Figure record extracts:
== == ==

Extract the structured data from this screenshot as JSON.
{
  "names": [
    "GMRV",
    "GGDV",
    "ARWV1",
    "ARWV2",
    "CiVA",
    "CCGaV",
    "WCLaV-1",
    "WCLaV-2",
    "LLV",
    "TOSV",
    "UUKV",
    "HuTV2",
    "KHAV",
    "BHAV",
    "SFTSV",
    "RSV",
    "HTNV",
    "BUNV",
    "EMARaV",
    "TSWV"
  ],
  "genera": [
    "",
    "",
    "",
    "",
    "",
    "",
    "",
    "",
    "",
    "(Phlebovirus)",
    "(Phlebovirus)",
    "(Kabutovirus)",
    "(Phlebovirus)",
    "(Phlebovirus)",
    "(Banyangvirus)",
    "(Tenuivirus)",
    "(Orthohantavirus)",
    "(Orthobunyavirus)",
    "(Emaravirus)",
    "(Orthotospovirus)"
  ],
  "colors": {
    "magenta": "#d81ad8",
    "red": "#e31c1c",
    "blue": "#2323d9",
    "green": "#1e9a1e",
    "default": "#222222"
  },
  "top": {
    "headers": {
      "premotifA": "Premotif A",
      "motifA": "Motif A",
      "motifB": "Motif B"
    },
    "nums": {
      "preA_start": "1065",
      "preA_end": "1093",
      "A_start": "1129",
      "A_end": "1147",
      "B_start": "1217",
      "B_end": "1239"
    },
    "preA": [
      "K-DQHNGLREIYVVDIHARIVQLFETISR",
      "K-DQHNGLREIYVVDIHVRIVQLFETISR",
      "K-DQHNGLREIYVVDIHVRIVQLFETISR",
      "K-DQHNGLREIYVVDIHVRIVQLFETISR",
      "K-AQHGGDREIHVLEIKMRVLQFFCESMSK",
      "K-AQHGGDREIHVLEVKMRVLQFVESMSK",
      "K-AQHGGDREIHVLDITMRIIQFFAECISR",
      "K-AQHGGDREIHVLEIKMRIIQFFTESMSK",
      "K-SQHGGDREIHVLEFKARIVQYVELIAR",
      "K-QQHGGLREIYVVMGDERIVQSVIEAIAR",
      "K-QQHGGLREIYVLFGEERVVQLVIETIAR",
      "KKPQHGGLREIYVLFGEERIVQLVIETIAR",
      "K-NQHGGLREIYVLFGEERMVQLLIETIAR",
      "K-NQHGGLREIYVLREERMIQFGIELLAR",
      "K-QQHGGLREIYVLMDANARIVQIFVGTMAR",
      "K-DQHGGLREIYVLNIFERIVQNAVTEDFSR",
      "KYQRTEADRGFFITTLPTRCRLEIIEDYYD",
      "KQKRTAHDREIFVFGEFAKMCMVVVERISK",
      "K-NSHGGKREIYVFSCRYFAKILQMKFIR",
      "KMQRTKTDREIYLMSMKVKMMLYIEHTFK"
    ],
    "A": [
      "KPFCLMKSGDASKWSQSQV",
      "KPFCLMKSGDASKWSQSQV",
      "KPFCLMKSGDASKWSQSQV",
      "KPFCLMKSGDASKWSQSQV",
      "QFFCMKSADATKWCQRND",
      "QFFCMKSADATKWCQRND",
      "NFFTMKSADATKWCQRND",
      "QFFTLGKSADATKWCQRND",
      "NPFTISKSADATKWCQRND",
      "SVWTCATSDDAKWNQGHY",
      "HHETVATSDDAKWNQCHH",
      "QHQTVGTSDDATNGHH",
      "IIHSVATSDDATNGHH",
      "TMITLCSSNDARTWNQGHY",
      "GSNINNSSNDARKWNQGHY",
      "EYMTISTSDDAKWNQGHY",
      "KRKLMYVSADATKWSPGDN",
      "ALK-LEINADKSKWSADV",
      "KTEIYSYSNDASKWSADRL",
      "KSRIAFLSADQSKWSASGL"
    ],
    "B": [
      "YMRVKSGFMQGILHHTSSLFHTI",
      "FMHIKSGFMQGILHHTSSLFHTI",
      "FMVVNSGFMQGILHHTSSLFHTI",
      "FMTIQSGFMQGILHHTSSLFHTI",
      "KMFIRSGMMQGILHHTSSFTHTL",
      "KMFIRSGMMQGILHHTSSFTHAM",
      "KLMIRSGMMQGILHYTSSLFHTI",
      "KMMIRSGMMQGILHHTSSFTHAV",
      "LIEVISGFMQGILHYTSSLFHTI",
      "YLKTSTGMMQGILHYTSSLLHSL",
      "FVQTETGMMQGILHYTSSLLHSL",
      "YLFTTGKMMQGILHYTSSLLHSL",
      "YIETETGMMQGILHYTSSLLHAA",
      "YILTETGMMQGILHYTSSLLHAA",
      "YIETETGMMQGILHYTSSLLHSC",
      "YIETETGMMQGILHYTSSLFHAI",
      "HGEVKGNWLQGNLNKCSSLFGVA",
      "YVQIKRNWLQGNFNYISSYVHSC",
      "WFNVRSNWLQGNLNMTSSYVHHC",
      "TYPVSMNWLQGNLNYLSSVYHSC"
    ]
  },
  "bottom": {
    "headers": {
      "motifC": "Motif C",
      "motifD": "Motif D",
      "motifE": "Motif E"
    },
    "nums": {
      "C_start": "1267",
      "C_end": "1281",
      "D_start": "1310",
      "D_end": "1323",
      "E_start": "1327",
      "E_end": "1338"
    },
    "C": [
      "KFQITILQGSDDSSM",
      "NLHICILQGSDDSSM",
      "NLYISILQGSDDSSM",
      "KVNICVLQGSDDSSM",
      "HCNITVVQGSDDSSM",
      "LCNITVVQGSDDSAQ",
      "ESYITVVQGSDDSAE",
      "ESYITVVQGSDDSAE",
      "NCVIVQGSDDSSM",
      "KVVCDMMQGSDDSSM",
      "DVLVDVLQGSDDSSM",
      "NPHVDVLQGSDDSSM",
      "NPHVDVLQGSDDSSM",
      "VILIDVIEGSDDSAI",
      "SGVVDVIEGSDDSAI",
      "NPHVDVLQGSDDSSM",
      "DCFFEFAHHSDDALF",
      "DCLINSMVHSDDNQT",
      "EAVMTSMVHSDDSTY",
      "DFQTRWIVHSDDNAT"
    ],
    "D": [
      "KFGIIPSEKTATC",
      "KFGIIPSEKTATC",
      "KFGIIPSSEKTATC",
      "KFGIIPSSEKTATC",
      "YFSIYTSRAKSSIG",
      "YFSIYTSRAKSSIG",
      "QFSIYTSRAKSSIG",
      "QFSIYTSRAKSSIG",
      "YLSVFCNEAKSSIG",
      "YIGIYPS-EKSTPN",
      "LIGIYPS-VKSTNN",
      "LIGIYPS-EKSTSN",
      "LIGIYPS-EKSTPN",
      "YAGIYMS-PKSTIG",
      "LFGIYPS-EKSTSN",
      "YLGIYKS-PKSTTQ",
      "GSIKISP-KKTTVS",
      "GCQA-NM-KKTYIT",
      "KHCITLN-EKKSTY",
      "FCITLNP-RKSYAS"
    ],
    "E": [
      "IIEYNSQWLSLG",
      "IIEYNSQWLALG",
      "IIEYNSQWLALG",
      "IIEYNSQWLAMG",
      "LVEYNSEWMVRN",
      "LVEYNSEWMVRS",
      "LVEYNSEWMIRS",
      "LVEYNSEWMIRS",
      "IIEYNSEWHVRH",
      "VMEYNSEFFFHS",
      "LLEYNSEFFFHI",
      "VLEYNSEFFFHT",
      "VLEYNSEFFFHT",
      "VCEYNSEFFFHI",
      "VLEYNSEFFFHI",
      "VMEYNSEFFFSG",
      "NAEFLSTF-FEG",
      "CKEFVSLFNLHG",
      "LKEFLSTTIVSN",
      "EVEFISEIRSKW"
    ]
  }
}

== == ==

What is expected
Set down the records again verbatim, so that each word stays as it is.

Finished task
Extract the structured data from this screenshot as JSON.
{
  "names": [
    "GMRV",
    "GGDV",
    "ARWV1",
    "ARWV2",
    "CiVA",
    "CCGaV",
    "WCLaV-1",
    "WCLaV-2",
    "LLV",
    "TOSV",
    "UUKV",
    "HuTV2",
    "KHAV",
    "BHAV",
    "SFTSV",
    "RSV",
    "HTNV",
    "BUNV",
    "EMARaV",
    "TSWV"
  ],
  "genera": [
    "",
    "",
    "",
    "",
    "",
    "",
    "",
    "",
    "",
    "(Phlebovirus)",
    "(Phlebovirus)",
    "(Kabutovirus)",
    "(Phlebovirus)",
    "(Phlebovirus)",
    "(Banyangvirus)",
    "(Tenuivirus)",
    "(Orthohantavirus)",
    "(Orthobunyavirus)",
    "(Emaravirus)",
    "(Orthotospovirus)"
  ],
  "colors": {
    "magenta": "#d81ad8",
    "red": "#e31c1c",
    "blue": "#2323d9",
    "green": "#1e9a1e",
    "default": "#222222"
  },
  "top": {
    "headers": {
      "premotifA": "Premotif A",
      "motifA": "Motif A",
      "motifB": "Motif B"
    },
    "nums": {
      "preA_start": "1065",
      "preA_end": "1093",
      "A_start": "1129",
      "A_end": "1147",
      "B_start": "1217",
      "B_end": "1239"
    },
    "preA": [
      "K-DQHNGLREIYVVDIHARIVQLFETISR",
      "K-DQHNGLREIYVVDIHVRIVQLFETISR",
      "K-DQHNGLREIYVVDIHVRIVQLFETISR",
      "K-DQHNGLREIYVVDIHVRIVQLFETISR",
      "K-AQHGGDREIHVLEIKMRVLQFFCESMSK",
      "K-AQHGGDREIHVLEVKMRVLQFVESMSK",
      "K-AQHGGDREIHVLDITMRIIQFFAECISR",
      "K-AQHGGDREIHVLEIKMRIIQFFTESMSK",
      "K-SQHGGDREIHVLEFKARIVQYVELIAR",
      "K-QQHGGLREIYVVMGDERIVQSVIEAIAR",
      "K-QQHGGLREIYVLFGEERVVQLVIETIAR",
      "KKPQHGGLREIYVLFGEERIVQLVIETIAR",
      "K-NQHGGLREIYVLFGEERMVQLLIETIAR",
      "K-NQHGGLREIYVLREERMIQFGIELLAR",
      "K-QQHGGLREIYVLMDANARIVQIFVGTMAR",
      "K-DQHGGLREIYVLNIFERIVQNAVTEDFSR",
      "KYQRTEADRGFFITTLPTRCRLEIIEDYYD",
      "KQKRTAHDREIFVFGEFAKMCMVVVERISK",
      "K-NSHGGKREIYVFSCRYFAKILQMKFIR",
      "KMQRTKTDREIYLMSMKVKMMLYIEHTFK"
    ],
    "A": [
      "KPFCLMKSGDASKWSQSQV",
      "KPFCLMKSGDASKWSQSQV",
      "KPFCLMKSGDASKWSQSQV",
      "KPFCLMKSGDASKWSQSQV",
      "QFFCMKSADATKWCQRND",
      "QFFCMKSADATKWCQRND",
      "NFFTMKSADATKWCQRND",
      "QFFTLGKSADATKWCQRND",
      "NPFTISKSADATKWCQRND",
      "SVWTCATSDDAKWNQGHY",
      "HHETVATSDDAKWNQCHH",
      "QHQTVGTSDDATNGHH",
      "IIHSVATSDDATNGHH",
      "TMITLCSSNDARTWNQGHY",
      "GSNINNSSNDARKWNQGHY",
      "EYMTISTSDDAKWNQGHY",
      "KRKLMYVSADATKWSPGDN",
      "ALK-LEINADKSKWSADV",
      "KTEIYSYSNDASKWSADRL",
      "KSRIAFLSADQSKWSASGL"
    ],
    "B": [
      "YMRVKSGFMQGILHHTSSLFHTI",
      "FMHIKSGFMQGILHHTSSLFHTI",
      "FMVVNSGFMQGILHHTSSLFHTI",
      "FMTIQSGFMQGILHHTSSLFHTI",
      "KMFIRSGMMQGILHHTSSFTHTL",
      "KMFIRSGMMQGILHHTSSFTHAM",
      "KLMIRSGMMQGILHYTSSLFHTI",
      "KMMIRSGMMQGILHHTSSFTHAV",
      "LIEVISGFMQGILHYTSSLFHTI",
      "YLKTSTGMMQGILHYTSSLLHSL",
      "FVQTETGMMQGILHYTSSLLHSL",
      "YLFTTGKMMQGILHYTSSLLHSL",
      "YIETETGMMQGILHYTSSLLHAA",
      "YILTETGMMQGILHYTSSLLHAA",
      "YIETETGMMQGILHYTSSLLHSC",
      "YIETETGMMQGILHYTSSLFHAI",
      "HGEVKGNWLQGNLNKCSSLFGVA",
      "YVQIKRNWLQGNFNYISSYVHSC",
      "WFNVRSNWLQGNLNMTSSYVHHC",
      "TYPVSMNWLQGNLNYLSSVYHSC"
    ]
  },
  "bottom": {
    "headers": {
      "motifC": "Motif C",
      "motifD": "Motif D",
      "motifE": "Motif E"
    },
    "nums": {
      "C_start": "1267",
      "C_end": "1281",
      "D_start": "1310",
      "D_end": "1323",
      "E_start": "1327",
      "E_end": "1338"
    },
    "C": [
      "KFQITILQGSDDSSM",
      "NLHICILQGSDDSSM",
      "NLYISILQGSDDSSM",
      "KVNICVLQGSDDSSM",
      "HCNITVVQGSDDSSM",
      "LCNITVVQGSDDSAQ",
      "ESYITVVQGSDDSAE",
      "ESYITVVQGSDDSAE",
      "NCVIVQGSDDSSM",
      "KVVCDMMQGSDDSSM",
      "DVLVDVLQGSDDSSM",
      "NPHVDVLQGSDDSSM",
      "NPHVDVLQGSDDSSM",
      "VILIDVIEGSDDSAI",
      "SGVVDVIEGSDDSAI",
      "NPHVDVLQGSDDSSM",
      "DCFFEFAHHSDDALF",
      "DCLINSMVHSDDNQT",
      "EAVMTSMVHSDDSTY",
      "DFQTRWIVHSDDNAT"
    ],
    "D": [
      "KFGIIPSEKTATC",
      "KFGIIPSEKTATC",
      "KFGIIPSSEKTATC",
      "KFGIIPSSEKTATC",
      "YFSIYTSRAKSSIG",
      "YFSIYTSRAKSSIG",
      "QFSIYTSRAKSSIG",
      "QFSIYTSRAKSSIG",
      "YLSVFCNEAKSSIG",
      "YIGIYPS-EKSTPN",
      "LIGIYPS-VKSTNN",
      "LIGIYPS-EKSTSN",
      "LIGIYPS-EKSTPN",
      "YAGIYMS-PKSTIG",
      "LFGIYPS-EKSTSN",
      "YLGIYKS-PKSTTQ",
      "GSIKISP-KKTTVS",
      "GCQA-NM-KKTYIT",
      "KHCITLN-EKKSTY",
      "FCITLNP-RKSYAS"
    ],
    "E": [
      "IIEYNSQWLSLG",
      "IIEYNSQWLALG",
      "IIEYNSQWLALG",
      "IIEYNSQWLAMG",
      "LVEYNSEWMVRN",
      "LVEYNSEWMVRS",
      "LVEYNSEWMIRS",
      "LVEYNSEWMIRS",
      "IIEYNSEWHVRH",
      "VMEYNSEFFFHS",
      "LLEYNSEFFFHI",
      "VLEYNSEFFFHT",
      "VLEYNSEFFFHT",
      "VCEYNSEFFFHI",
      "VLEYNSEFFFHI",
      "VMEYNSEFFFSG",
      "NAEFLSTF-FEG",
      "CKEFVSLFNLHG",
      "LKEFLSTTIVSN",
      "EVEFISEIRSKW"
    ]
  }
}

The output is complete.